Lines that hold the word "contacts" should be located and copied.

* START SUPPLIED DATA *

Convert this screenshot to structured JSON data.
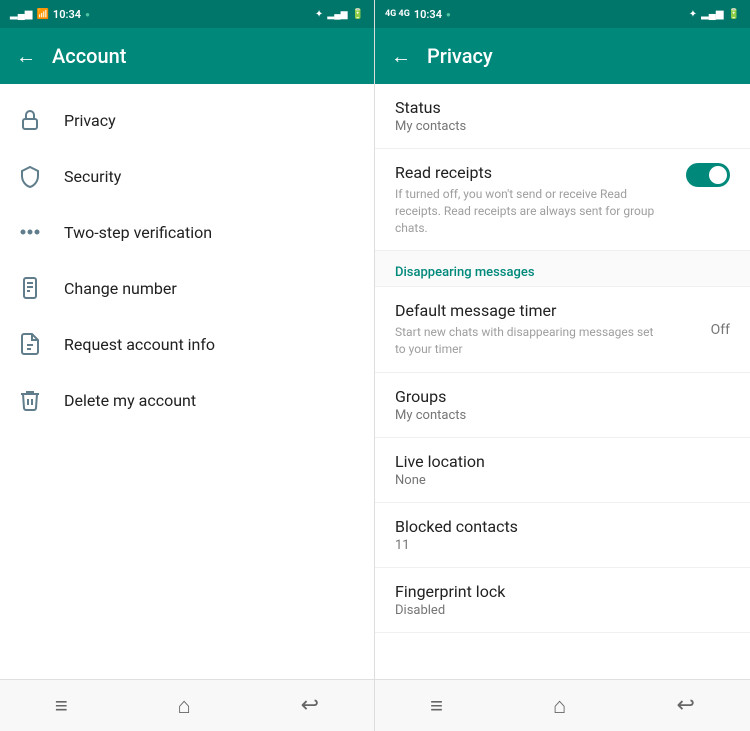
{
  "left_panel": {
    "status_bar": {
      "time": "10:34",
      "dot_icon": "●"
    },
    "header": {
      "title": "Account",
      "back_label": "←"
    },
    "menu_items": [
      {
        "id": "privacy",
        "label": "Privacy",
        "icon": "lock"
      },
      {
        "id": "security",
        "label": "Security",
        "icon": "shield"
      },
      {
        "id": "two-step",
        "label": "Two-step verification",
        "icon": "dots"
      },
      {
        "id": "change-number",
        "label": "Change number",
        "icon": "phone-edit"
      },
      {
        "id": "request-info",
        "label": "Request account info",
        "icon": "doc"
      },
      {
        "id": "delete-account",
        "label": "Delete my account",
        "icon": "trash"
      }
    ],
    "bottom_nav": {
      "menu_icon": "≡",
      "home_icon": "⌂",
      "back_icon": "↩"
    }
  },
  "right_panel": {
    "status_bar": {
      "time": "10:34",
      "dot_icon": "●"
    },
    "header": {
      "title": "Privacy",
      "back_label": "←"
    },
    "privacy_items": [
      {
        "id": "status",
        "title": "Status",
        "subtitle": "My contacts",
        "value": "",
        "has_toggle": false,
        "description": ""
      },
      {
        "id": "read-receipts",
        "title": "Read receipts",
        "subtitle": "",
        "value": "",
        "has_toggle": true,
        "description": "If turned off, you won't send or receive Read receipts. Read receipts are always sent for group chats."
      }
    ],
    "section_label": "Disappearing messages",
    "disappearing_items": [
      {
        "id": "default-timer",
        "title": "Default message timer",
        "subtitle": "Start new chats with disappearing messages set to your timer",
        "value": "Off"
      }
    ],
    "other_items": [
      {
        "id": "groups",
        "title": "Groups",
        "subtitle": "My contacts",
        "value": ""
      },
      {
        "id": "live-location",
        "title": "Live location",
        "subtitle": "None",
        "value": ""
      },
      {
        "id": "blocked-contacts",
        "title": "Blocked contacts",
        "subtitle": "11",
        "value": ""
      },
      {
        "id": "fingerprint-lock",
        "title": "Fingerprint lock",
        "subtitle": "Disabled",
        "value": ""
      }
    ],
    "bottom_nav": {
      "menu_icon": "≡",
      "home_icon": "⌂",
      "back_icon": "↩"
    }
  }
}
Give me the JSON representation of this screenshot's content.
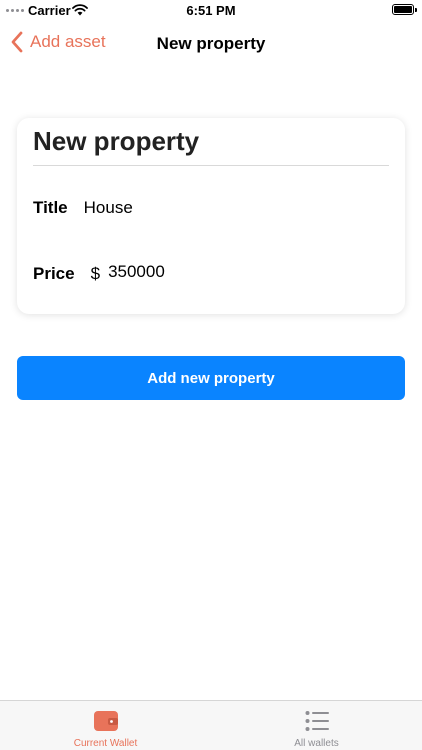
{
  "status_bar": {
    "carrier": "Carrier",
    "time": "6:51 PM"
  },
  "nav": {
    "back_label": "Add asset",
    "title": "New property"
  },
  "card": {
    "title": "New property",
    "fields": {
      "title": {
        "label": "Title",
        "value": "House"
      },
      "price": {
        "label": "Price",
        "currency": "$",
        "value": "350000"
      }
    }
  },
  "actions": {
    "add_label": "Add new property"
  },
  "tabs": [
    {
      "label": "Current Wallet",
      "icon": "wallet-icon",
      "active": true
    },
    {
      "label": "All wallets",
      "icon": "list-icon",
      "active": false
    }
  ],
  "colors": {
    "accent": "#e8735a",
    "primary": "#0a84ff",
    "inactive": "#8e8e93"
  }
}
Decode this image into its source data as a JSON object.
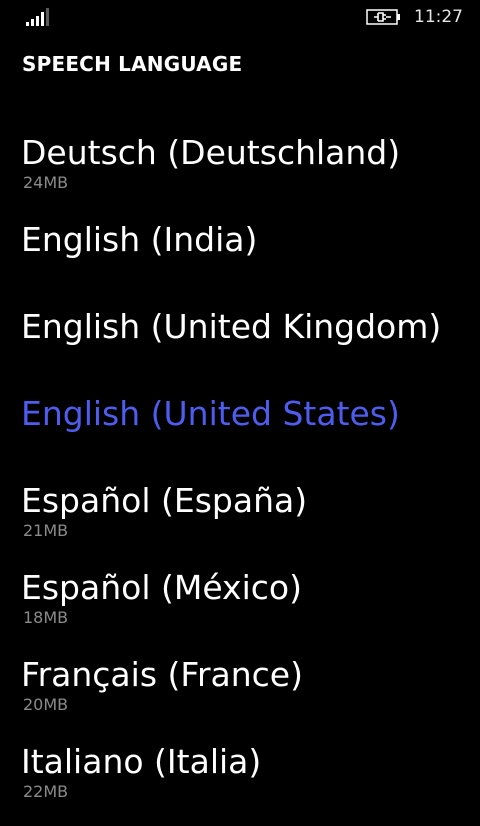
{
  "status": {
    "time": "11:27",
    "signal_icon": "signal-bars-icon",
    "battery_icon": "battery-charging-icon"
  },
  "header": {
    "title": "SPEECH LANGUAGE"
  },
  "colors": {
    "background": "#000000",
    "text": "#ffffff",
    "accent": "#4f5cf0",
    "subtext": "#8a8a8a"
  },
  "languages": [
    {
      "name": "Deutsch (Deutschland)",
      "size": "24MB",
      "selected": false
    },
    {
      "name": "English (India)",
      "size": "",
      "selected": false
    },
    {
      "name": "English (United Kingdom)",
      "size": "",
      "selected": false
    },
    {
      "name": "English (United States)",
      "size": "",
      "selected": true
    },
    {
      "name": "Español (España)",
      "size": "21MB",
      "selected": false
    },
    {
      "name": "Español (México)",
      "size": "18MB",
      "selected": false
    },
    {
      "name": "Français (France)",
      "size": "20MB",
      "selected": false
    },
    {
      "name": "Italiano (Italia)",
      "size": "22MB",
      "selected": false
    }
  ]
}
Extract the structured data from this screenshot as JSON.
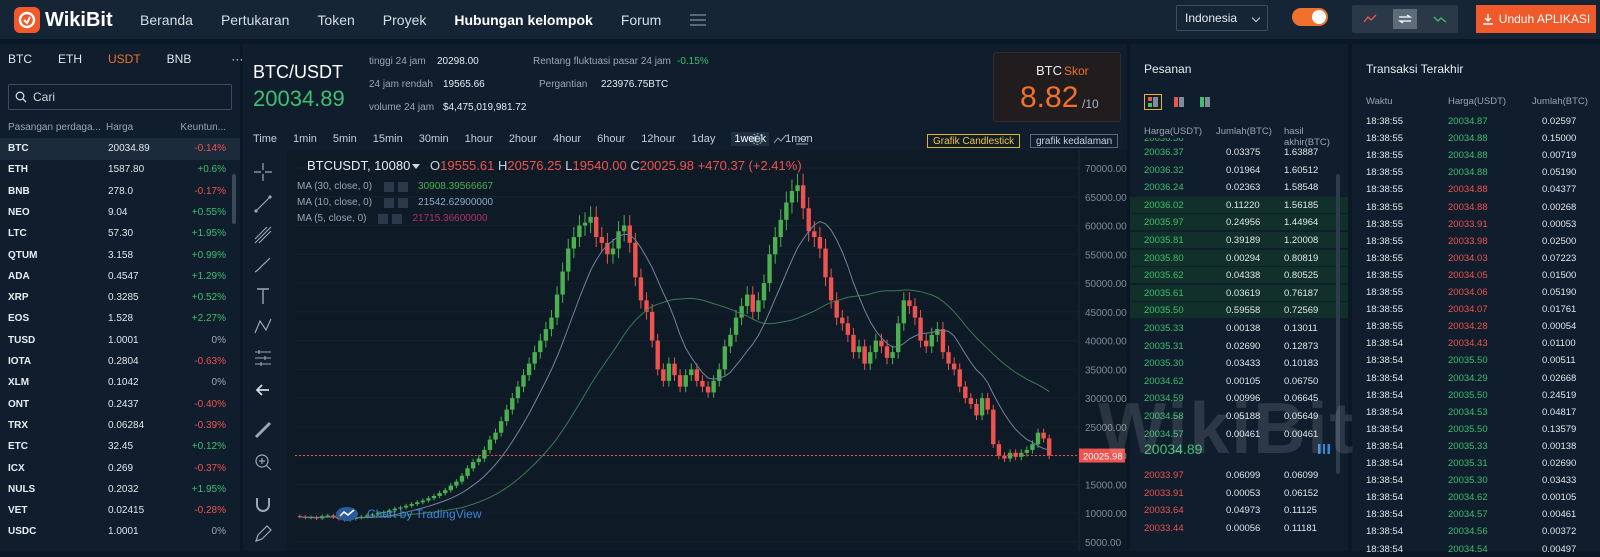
{
  "header": {
    "logo_text": "WikiBit",
    "nav": [
      "Beranda",
      "Pertukaran",
      "Token",
      "Proyek",
      "Hubungan kelompok",
      "Forum"
    ],
    "language": "Indonesia",
    "download_label": "Unduh APLIKASI"
  },
  "markets": {
    "tabs": [
      "BTC",
      "ETH",
      "USDT",
      "BNB",
      "···"
    ],
    "active_tab": "USDT",
    "search_placeholder": "Cari",
    "col_pair": "Pasangan perdaga...",
    "col_price": "Harga",
    "col_change": "Keuntun...",
    "rows": [
      {
        "pair": "BTC",
        "price": "20034.89",
        "change": "-0.14%"
      },
      {
        "pair": "ETH",
        "price": "1587.80",
        "change": "+0.6%"
      },
      {
        "pair": "BNB",
        "price": "278.0",
        "change": "-0.17%"
      },
      {
        "pair": "NEO",
        "price": "9.04",
        "change": "+0.55%"
      },
      {
        "pair": "LTC",
        "price": "57.30",
        "change": "+1.95%"
      },
      {
        "pair": "QTUM",
        "price": "3.158",
        "change": "+0.99%"
      },
      {
        "pair": "ADA",
        "price": "0.4547",
        "change": "+1.29%"
      },
      {
        "pair": "XRP",
        "price": "0.3285",
        "change": "+0.52%"
      },
      {
        "pair": "EOS",
        "price": "1.528",
        "change": "+2.27%"
      },
      {
        "pair": "TUSD",
        "price": "1.0001",
        "change": "0%"
      },
      {
        "pair": "IOTA",
        "price": "0.2804",
        "change": "-0.63%"
      },
      {
        "pair": "XLM",
        "price": "0.1042",
        "change": "0%"
      },
      {
        "pair": "ONT",
        "price": "0.2437",
        "change": "-0.40%"
      },
      {
        "pair": "TRX",
        "price": "0.06284",
        "change": "-0.39%"
      },
      {
        "pair": "ETC",
        "price": "32.45",
        "change": "+0.12%"
      },
      {
        "pair": "ICX",
        "price": "0.269",
        "change": "-0.37%"
      },
      {
        "pair": "NULS",
        "price": "0.2032",
        "change": "+1.95%"
      },
      {
        "pair": "VET",
        "price": "0.02415",
        "change": "-0.28%"
      },
      {
        "pair": "USDC",
        "price": "1.0001",
        "change": "0%"
      }
    ]
  },
  "ticker": {
    "pair": "BTC/USDT",
    "price": "20034.89",
    "high_label": "tinggi 24 jam",
    "high": "20298.00",
    "low_label": "24 jam rendah",
    "low": "19565.66",
    "vol_label": "volume 24 jam",
    "vol": "$4,475,019,981.72",
    "range_label": "Rentang fluktuasi pasar 24 jam",
    "range": "-0.15%",
    "turnover_label": "Pergantian",
    "turnover": "223976.75BTC",
    "score_coin": "BTC",
    "score_label": "Skor",
    "score": "8.82",
    "score_max": "/10"
  },
  "timeframes": [
    "Time",
    "1min",
    "5min",
    "15min",
    "30min",
    "1hour",
    "2hour",
    "4hour",
    "6hour",
    "12hour",
    "1day",
    "1week",
    "1mon"
  ],
  "active_timeframe": "1week",
  "chart_buttons": {
    "candle": "Grafik Candlestick",
    "depth": "grafik kedalaman"
  },
  "chart_data": {
    "type": "candlestick",
    "symbol": "BTCUSDT, 10080",
    "ohlc": {
      "O": "19555.61",
      "H": "20576.25",
      "L": "19540.00",
      "C": "20025.98",
      "change": "+470.37 (+2.41%)"
    },
    "ma": [
      {
        "label": "MA (30, close, 0)",
        "value": "30908.39566667",
        "color": "#4caf50"
      },
      {
        "label": "MA (10, close, 0)",
        "value": "21542.62900000",
        "color": "#8fa8c8"
      },
      {
        "label": "MA (5, close, 0)",
        "value": "21715.36600000",
        "color": "#b0326a"
      }
    ],
    "y_ticks": [
      "70000.00",
      "65000.00",
      "60000.00",
      "55000.00",
      "50000.00",
      "45000.00",
      "40000.00",
      "35000.00",
      "30000.00",
      "25000.00",
      "20000.00",
      "15000.00",
      "10000.00",
      "5000.00"
    ],
    "ylim": [
      5000,
      70000
    ],
    "last_price_label": "20025.98",
    "attribution": "Chart by TradingView",
    "closes": [
      9400,
      9200,
      9300,
      9100,
      9500,
      9600,
      9300,
      9000,
      8800,
      9000,
      9200,
      9400,
      9600,
      9800,
      10000,
      10200,
      10500,
      10800,
      11000,
      11300,
      11600,
      11900,
      12200,
      12600,
      13000,
      13500,
      14000,
      14800,
      15500,
      16500,
      17800,
      18900,
      19500,
      21000,
      22800,
      24000,
      26000,
      28000,
      30000,
      32000,
      34000,
      36000,
      38000,
      40000,
      42000,
      44000,
      48000,
      52000,
      56000,
      58000,
      60000,
      60500,
      61500,
      58000,
      57000,
      55000,
      56000,
      59000,
      60000,
      57000,
      51000,
      47000,
      45000,
      40000,
      35000,
      33000,
      36000,
      34000,
      32000,
      34000,
      35000,
      33000,
      32000,
      31000,
      33000,
      35000,
      39000,
      41000,
      44000,
      46000,
      48000,
      45000,
      47000,
      50000,
      55000,
      58000,
      61000,
      64000,
      66000,
      67000,
      63000,
      59000,
      58000,
      56000,
      51000,
      47000,
      44000,
      43000,
      41000,
      38000,
      39000,
      36000,
      38000,
      40000,
      39000,
      37000,
      38000,
      43000,
      47000,
      46000,
      44000,
      40000,
      39000,
      41000,
      42000,
      38000,
      36000,
      35000,
      32000,
      30000,
      29000,
      27000,
      30000,
      28000,
      22000,
      20000,
      19500,
      20500,
      19800,
      20500,
      21000,
      22000,
      24000,
      23000,
      20025
    ]
  },
  "orderbook": {
    "title": "Pesanan",
    "col_price": "Harga(USDT)",
    "col_amount": "Jumlah(BTC)",
    "col_total": "hasil akhir(BTC)",
    "top_partial": "20036.56",
    "asks": [
      {
        "p": "20036.37",
        "a": "0.03375",
        "t": "1.63887"
      },
      {
        "p": "20036.32",
        "a": "0.01964",
        "t": "1.60512"
      },
      {
        "p": "20036.24",
        "a": "0.02363",
        "t": "1.58548"
      },
      {
        "p": "20036.02",
        "a": "0.11220",
        "t": "1.56185"
      },
      {
        "p": "20035.97",
        "a": "0.24956",
        "t": "1.44964"
      },
      {
        "p": "20035.81",
        "a": "0.39189",
        "t": "1.20008"
      },
      {
        "p": "20035.80",
        "a": "0.00294",
        "t": "0.80819"
      },
      {
        "p": "20035.62",
        "a": "0.04338",
        "t": "0.80525"
      },
      {
        "p": "20035.61",
        "a": "0.03619",
        "t": "0.76187"
      },
      {
        "p": "20035.50",
        "a": "0.59558",
        "t": "0.72569"
      },
      {
        "p": "20035.33",
        "a": "0.00138",
        "t": "0.13011"
      },
      {
        "p": "20035.31",
        "a": "0.02690",
        "t": "0.12873"
      },
      {
        "p": "20035.30",
        "a": "0.03433",
        "t": "0.10183"
      },
      {
        "p": "20034.62",
        "a": "0.00105",
        "t": "0.06750"
      },
      {
        "p": "20034.59",
        "a": "0.00996",
        "t": "0.06645"
      },
      {
        "p": "20034.58",
        "a": "0.05188",
        "t": "0.05649"
      },
      {
        "p": "20034.57",
        "a": "0.00461",
        "t": "0.00461"
      }
    ],
    "mid": "20034.89",
    "bids": [
      {
        "p": "20033.97",
        "a": "0.06099",
        "t": "0.06099"
      },
      {
        "p": "20033.91",
        "a": "0.00053",
        "t": "0.06152"
      },
      {
        "p": "20033.64",
        "a": "0.04973",
        "t": "0.11125"
      },
      {
        "p": "20033.44",
        "a": "0.00056",
        "t": "0.11181"
      }
    ]
  },
  "trades": {
    "title": "Transaksi Terakhir",
    "col_time": "Waktu",
    "col_price": "Harga(USDT)",
    "col_amount": "Jumlah(BTC)",
    "rows": [
      {
        "t": "18:38:55",
        "p": "20034.87",
        "a": "0.02597",
        "s": "g"
      },
      {
        "t": "18:38:55",
        "p": "20034.88",
        "a": "0.15000",
        "s": "g"
      },
      {
        "t": "18:38:55",
        "p": "20034.88",
        "a": "0.00719",
        "s": "g"
      },
      {
        "t": "18:38:55",
        "p": "20034.88",
        "a": "0.05190",
        "s": "g"
      },
      {
        "t": "18:38:55",
        "p": "20034.88",
        "a": "0.04377",
        "s": "r"
      },
      {
        "t": "18:38:55",
        "p": "20034.88",
        "a": "0.00268",
        "s": "r"
      },
      {
        "t": "18:38:55",
        "p": "20033.91",
        "a": "0.00053",
        "s": "r"
      },
      {
        "t": "18:38:55",
        "p": "20033.98",
        "a": "0.02500",
        "s": "r"
      },
      {
        "t": "18:38:55",
        "p": "20034.03",
        "a": "0.07223",
        "s": "r"
      },
      {
        "t": "18:38:55",
        "p": "20034.05",
        "a": "0.01500",
        "s": "r"
      },
      {
        "t": "18:38:55",
        "p": "20034.06",
        "a": "0.05190",
        "s": "r"
      },
      {
        "t": "18:38:55",
        "p": "20034.07",
        "a": "0.01761",
        "s": "r"
      },
      {
        "t": "18:38:55",
        "p": "20034.28",
        "a": "0.00054",
        "s": "r"
      },
      {
        "t": "18:38:54",
        "p": "20034.43",
        "a": "0.01100",
        "s": "r"
      },
      {
        "t": "18:38:54",
        "p": "20035.50",
        "a": "0.00511",
        "s": "g"
      },
      {
        "t": "18:38:54",
        "p": "20034.29",
        "a": "0.02668",
        "s": "g"
      },
      {
        "t": "18:38:54",
        "p": "20035.50",
        "a": "0.24519",
        "s": "g"
      },
      {
        "t": "18:38:54",
        "p": "20034.53",
        "a": "0.04817",
        "s": "g"
      },
      {
        "t": "18:38:54",
        "p": "20035.50",
        "a": "0.13579",
        "s": "g"
      },
      {
        "t": "18:38:54",
        "p": "20035.33",
        "a": "0.00138",
        "s": "g"
      },
      {
        "t": "18:38:54",
        "p": "20035.31",
        "a": "0.02690",
        "s": "g"
      },
      {
        "t": "18:38:54",
        "p": "20035.30",
        "a": "0.03433",
        "s": "g"
      },
      {
        "t": "18:38:54",
        "p": "20034.62",
        "a": "0.00105",
        "s": "g"
      },
      {
        "t": "18:38:54",
        "p": "20034.57",
        "a": "0.00461",
        "s": "g"
      },
      {
        "t": "18:38:54",
        "p": "20034.56",
        "a": "0.00372",
        "s": "g"
      },
      {
        "t": "18:38:54",
        "p": "20034.54",
        "a": "0.00497",
        "s": "g"
      }
    ]
  },
  "watermark": "WikiBit",
  "colors": {
    "accent": "#f0592a",
    "up": "#3fbf6f",
    "down": "#ef5350"
  }
}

* END SUPPLIED DATA *

§ FINISHED TASK:
        "subtitle": "My contacts",
        "subtitle": "My contacts",
        "id": "blocked-contacts",
        "title": "Blocked contacts",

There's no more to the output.